What you have to do:
Where a line in the listing contains the string "icon", copy that line out.
Start of Data shown
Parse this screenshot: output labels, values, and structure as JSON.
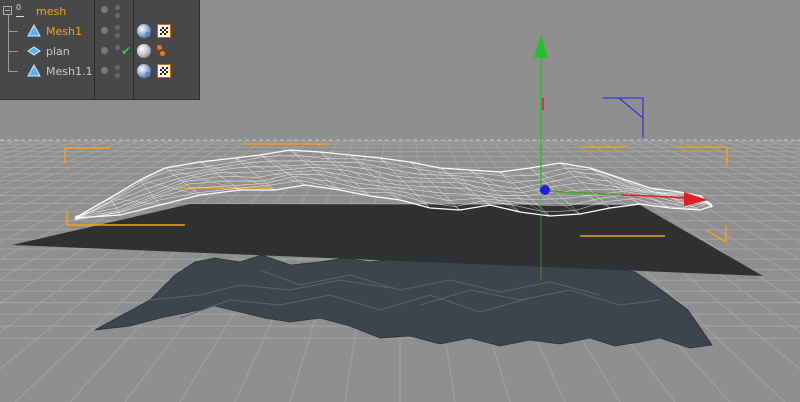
{
  "object_manager": {
    "objects": [
      {
        "name": "mesh",
        "active": true,
        "indent": 0,
        "type_icon": "null-object-icon",
        "expanded": true,
        "layer": "0"
      },
      {
        "name": "Mesh1",
        "active": true,
        "indent": 1,
        "type_icon": "polygon-object-icon"
      },
      {
        "name": "plan",
        "active": false,
        "indent": 1,
        "type_icon": "plane-object-icon",
        "checked": true
      },
      {
        "name": "Mesh1.1",
        "active": false,
        "indent": 1,
        "type_icon": "polygon-object-icon"
      }
    ],
    "expand_symbol": "−",
    "check_symbol": "✔"
  },
  "viewport": {
    "background": "#8f8f8f",
    "grid_color": "#a3a3a3",
    "horizon_color": "#c8c8c8",
    "bbox_color": "#f0a020",
    "axis_y_color": "#22c22c",
    "axis_x_color": "#e02020",
    "axis_z_color": "#2020e0",
    "wireframe_color": "#ffffff",
    "plane_color": "#2f3032",
    "mesh_color": "#3e444c"
  }
}
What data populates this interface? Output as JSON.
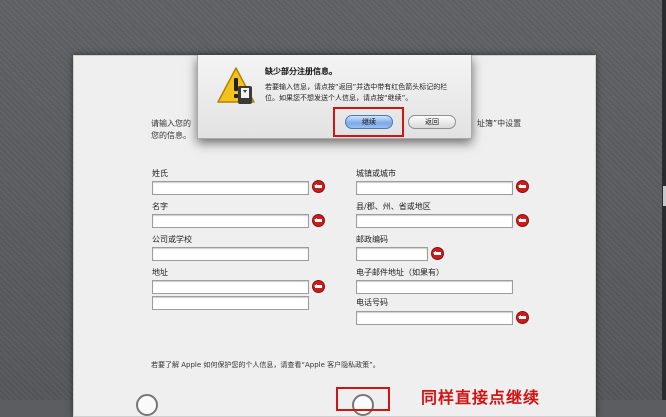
{
  "form": {
    "intro_line1": "请输入您的",
    "intro_line2": "您的信息。",
    "intro_right": "址簿”中设置",
    "fields_left": [
      {
        "label": "姓氏",
        "value": ""
      },
      {
        "label": "名字",
        "value": ""
      },
      {
        "label": "公司或学校",
        "value": ""
      },
      {
        "label": "地址",
        "value": ""
      },
      {
        "label": "",
        "value": ""
      }
    ],
    "fields_right": [
      {
        "label": "城镇或城市",
        "value": ""
      },
      {
        "label": "县/郡、州、省或地区",
        "value": ""
      },
      {
        "label": "邮政编码",
        "value": ""
      },
      {
        "label": "电子邮件地址（如果有）",
        "value": ""
      },
      {
        "label": "电话号码",
        "value": ""
      }
    ],
    "privacy_text": "若要了解 Apple 如何保护您的个人信息，请查看“Apple 客户隐私政策”。"
  },
  "dialog": {
    "title": "缺少部分注册信息。",
    "message": "若要输入信息，请点按“返回”并选中带有红色箭头标记的栏位。如果您不想发送个人信息，请点按“继续”。",
    "continue_label": "继续",
    "back_label": "返回"
  },
  "annotation": {
    "text": "同样直接点继续",
    "color": "#d01414"
  },
  "colors": {
    "background": "#5b5d60",
    "warning_red": "#cc1b1b",
    "primary_button": "#7ca9e6"
  }
}
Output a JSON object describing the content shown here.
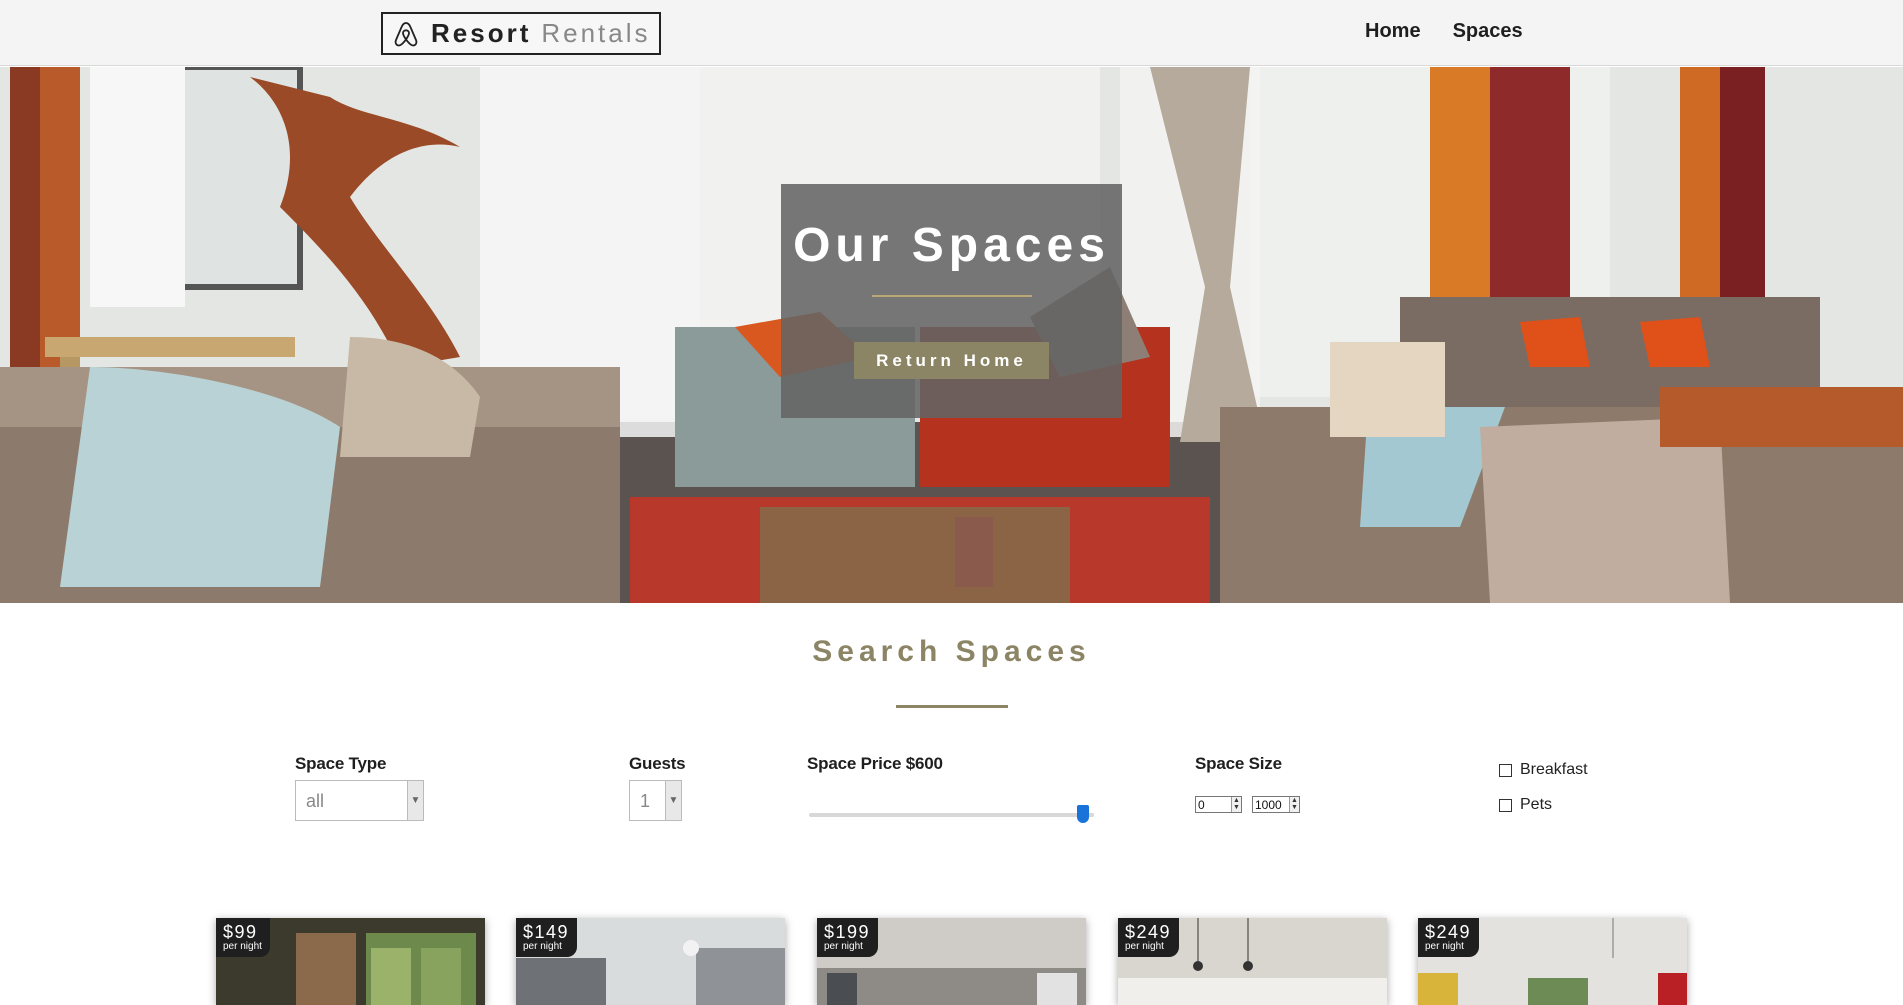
{
  "brand": {
    "name_main": "Resort",
    "name_accent": "Rentals",
    "icon": "airbnb-logo-icon"
  },
  "nav": [
    {
      "label": "Home"
    },
    {
      "label": "Spaces"
    }
  ],
  "hero": {
    "title": "Our Spaces",
    "button_label": "Return Home"
  },
  "search": {
    "title": "Search Spaces",
    "space_type": {
      "label": "Space Type",
      "value": "all"
    },
    "guests": {
      "label": "Guests",
      "value": "1"
    },
    "price": {
      "label": "Space Price $600",
      "slider_fraction": 0.96
    },
    "size": {
      "label": "Space Size",
      "min": "0",
      "max": "1000"
    },
    "amenities": [
      {
        "label": "Breakfast"
      },
      {
        "label": "Pets"
      }
    ]
  },
  "cards": [
    {
      "price": "$99",
      "unit": "per night"
    },
    {
      "price": "$149",
      "unit": "per night"
    },
    {
      "price": "$199",
      "unit": "per night"
    },
    {
      "price": "$249",
      "unit": "per night"
    },
    {
      "price": "$249",
      "unit": "per night"
    }
  ],
  "colors": {
    "accent": "#8b8465",
    "slider": "#1a73d9",
    "badge": "#1f1f1f"
  }
}
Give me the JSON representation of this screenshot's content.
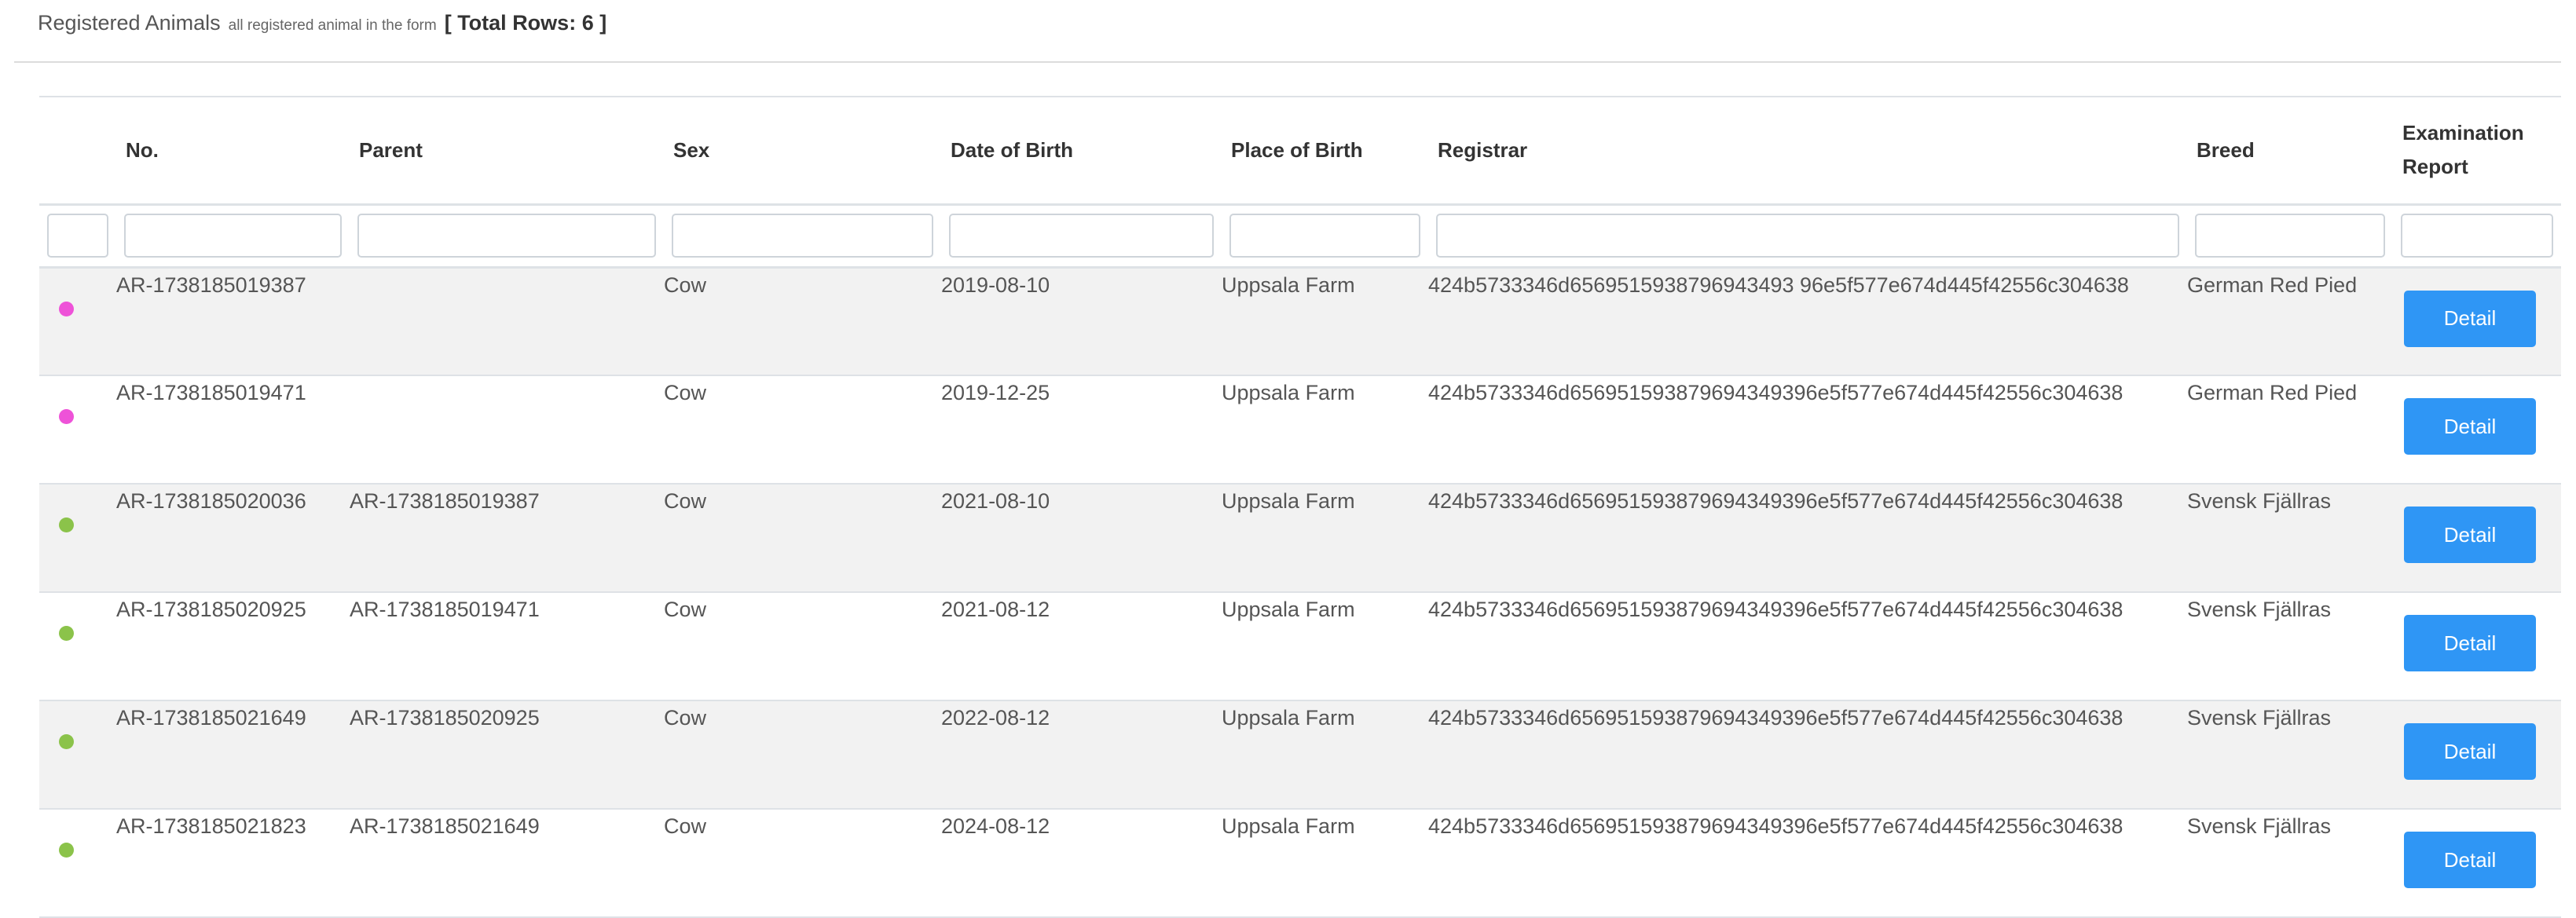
{
  "header": {
    "title": "Registered Animals",
    "subtitle": "all registered animal in the form",
    "total_rows": "[ Total Rows: 6 ]"
  },
  "columns": {
    "no": "No.",
    "parent": "Parent",
    "sex": "Sex",
    "dob": "Date of Birth",
    "place": "Place of Birth",
    "registrar": "Registrar",
    "breed": "Breed",
    "report": "Examination Report"
  },
  "filters": {
    "select": "",
    "no": "",
    "parent": "",
    "sex": "",
    "dob": "",
    "place": "",
    "registrar": "",
    "breed": "",
    "report": ""
  },
  "status_colors": {
    "pink": "#ee52d8",
    "green": "#8bc34a"
  },
  "rows": [
    {
      "status": "pink",
      "no": "AR-1738185019387",
      "parent": "",
      "sex": "Cow",
      "dob": "2019-08-10",
      "place": "Uppsala Farm",
      "registrar": "424b5733346d6569515938796943493 96e5f577e674d445f42556c304638",
      "breed": "German Red Pied",
      "action": "Detail"
    },
    {
      "status": "pink",
      "no": "AR-1738185019471",
      "parent": "",
      "sex": "Cow",
      "dob": "2019-12-25",
      "place": "Uppsala Farm",
      "registrar": "424b5733346d656951593879694349396e5f577e674d445f42556c304638",
      "breed": "German Red Pied",
      "action": "Detail"
    },
    {
      "status": "green",
      "no": "AR-1738185020036",
      "parent": "AR-1738185019387",
      "sex": "Cow",
      "dob": "2021-08-10",
      "place": "Uppsala Farm",
      "registrar": "424b5733346d656951593879694349396e5f577e674d445f42556c304638",
      "breed": "Svensk Fjällras",
      "action": "Detail"
    },
    {
      "status": "green",
      "no": "AR-1738185020925",
      "parent": "AR-1738185019471",
      "sex": "Cow",
      "dob": "2021-08-12",
      "place": "Uppsala Farm",
      "registrar": "424b5733346d656951593879694349396e5f577e674d445f42556c304638",
      "breed": "Svensk Fjällras",
      "action": "Detail"
    },
    {
      "status": "green",
      "no": "AR-1738185021649",
      "parent": "AR-1738185020925",
      "sex": "Cow",
      "dob": "2022-08-12",
      "place": "Uppsala Farm",
      "registrar": "424b5733346d656951593879694349396e5f577e674d445f42556c304638",
      "breed": "Svensk Fjällras",
      "action": "Detail"
    },
    {
      "status": "green",
      "no": "AR-1738185021823",
      "parent": "AR-1738185021649",
      "sex": "Cow",
      "dob": "2024-08-12",
      "place": "Uppsala Farm",
      "registrar": "424b5733346d656951593879694349396e5f577e674d445f42556c304638",
      "breed": "Svensk Fjällras",
      "action": "Detail"
    }
  ]
}
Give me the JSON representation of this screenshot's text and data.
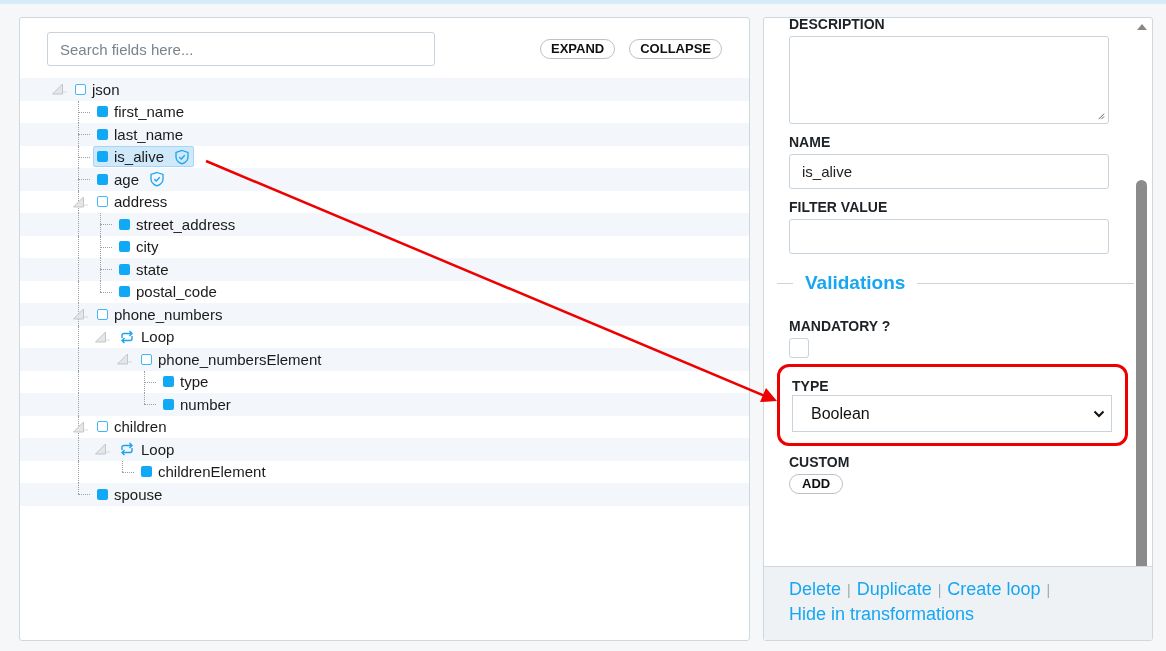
{
  "search": {
    "placeholder": "Search fields here..."
  },
  "buttons": [
    {
      "label": "EXPAND"
    },
    {
      "label": "COLLAPSE"
    }
  ],
  "tree": [
    {
      "label": "json",
      "kind": "object",
      "expanded": true,
      "selected": false,
      "validated": false,
      "children": [
        {
          "label": "first_name",
          "kind": "field",
          "selected": false,
          "validated": false
        },
        {
          "label": "last_name",
          "kind": "field",
          "selected": false,
          "validated": false
        },
        {
          "label": "is_alive",
          "kind": "field",
          "selected": true,
          "validated": true
        },
        {
          "label": "age",
          "kind": "field",
          "selected": false,
          "validated": true
        },
        {
          "label": "address",
          "kind": "object",
          "expanded": true,
          "selected": false,
          "validated": false,
          "children": [
            {
              "label": "street_address",
              "kind": "field",
              "selected": false,
              "validated": false
            },
            {
              "label": "city",
              "kind": "field",
              "selected": false,
              "validated": false
            },
            {
              "label": "state",
              "kind": "field",
              "selected": false,
              "validated": false
            },
            {
              "label": "postal_code",
              "kind": "field",
              "selected": false,
              "validated": false
            }
          ]
        },
        {
          "label": "phone_numbers",
          "kind": "object",
          "expanded": true,
          "selected": false,
          "validated": false,
          "children": [
            {
              "label": "Loop",
              "kind": "loop",
              "expanded": true,
              "selected": false,
              "validated": false,
              "children": [
                {
                  "label": "phone_numbersElement",
                  "kind": "object",
                  "expanded": true,
                  "selected": false,
                  "validated": false,
                  "children": [
                    {
                      "label": "type",
                      "kind": "field",
                      "selected": false,
                      "validated": false
                    },
                    {
                      "label": "number",
                      "kind": "field",
                      "selected": false,
                      "validated": false
                    }
                  ]
                }
              ]
            }
          ]
        },
        {
          "label": "children",
          "kind": "object",
          "expanded": true,
          "selected": false,
          "validated": false,
          "children": [
            {
              "label": "Loop",
              "kind": "loop",
              "expanded": true,
              "selected": false,
              "validated": false,
              "children": [
                {
                  "label": "childrenElement",
                  "kind": "field",
                  "selected": false,
                  "validated": false
                }
              ]
            }
          ]
        },
        {
          "label": "spouse",
          "kind": "field",
          "selected": false,
          "validated": false
        }
      ]
    }
  ],
  "details": {
    "fields": [
      {
        "kind": "textarea",
        "label": "DESCRIPTION"
      },
      {
        "kind": "text",
        "label": "NAME",
        "value": "is_alive"
      },
      {
        "kind": "text",
        "label": "FILTER VALUE"
      }
    ],
    "validations": {
      "title": "Validations",
      "mandatory": {
        "label": "MANDATORY ?",
        "checked": false
      },
      "type": {
        "label": "TYPE",
        "value": "Boolean",
        "highlighted": true
      },
      "custom": {
        "label": "CUSTOM",
        "button": "ADD"
      }
    }
  },
  "footer": {
    "separator": "|",
    "links": [
      "Delete",
      "Duplicate",
      "Create loop",
      "Hide in transformations"
    ]
  }
}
End of Data shown
Output:
        "type_icon": "null-object-icon",
        "type_icon": "polygon-object-icon"
        "type_icon": "plane-object-icon",
        "type_icon": "polygon-object-icon"
    "icon": "airbnb-logo-icon"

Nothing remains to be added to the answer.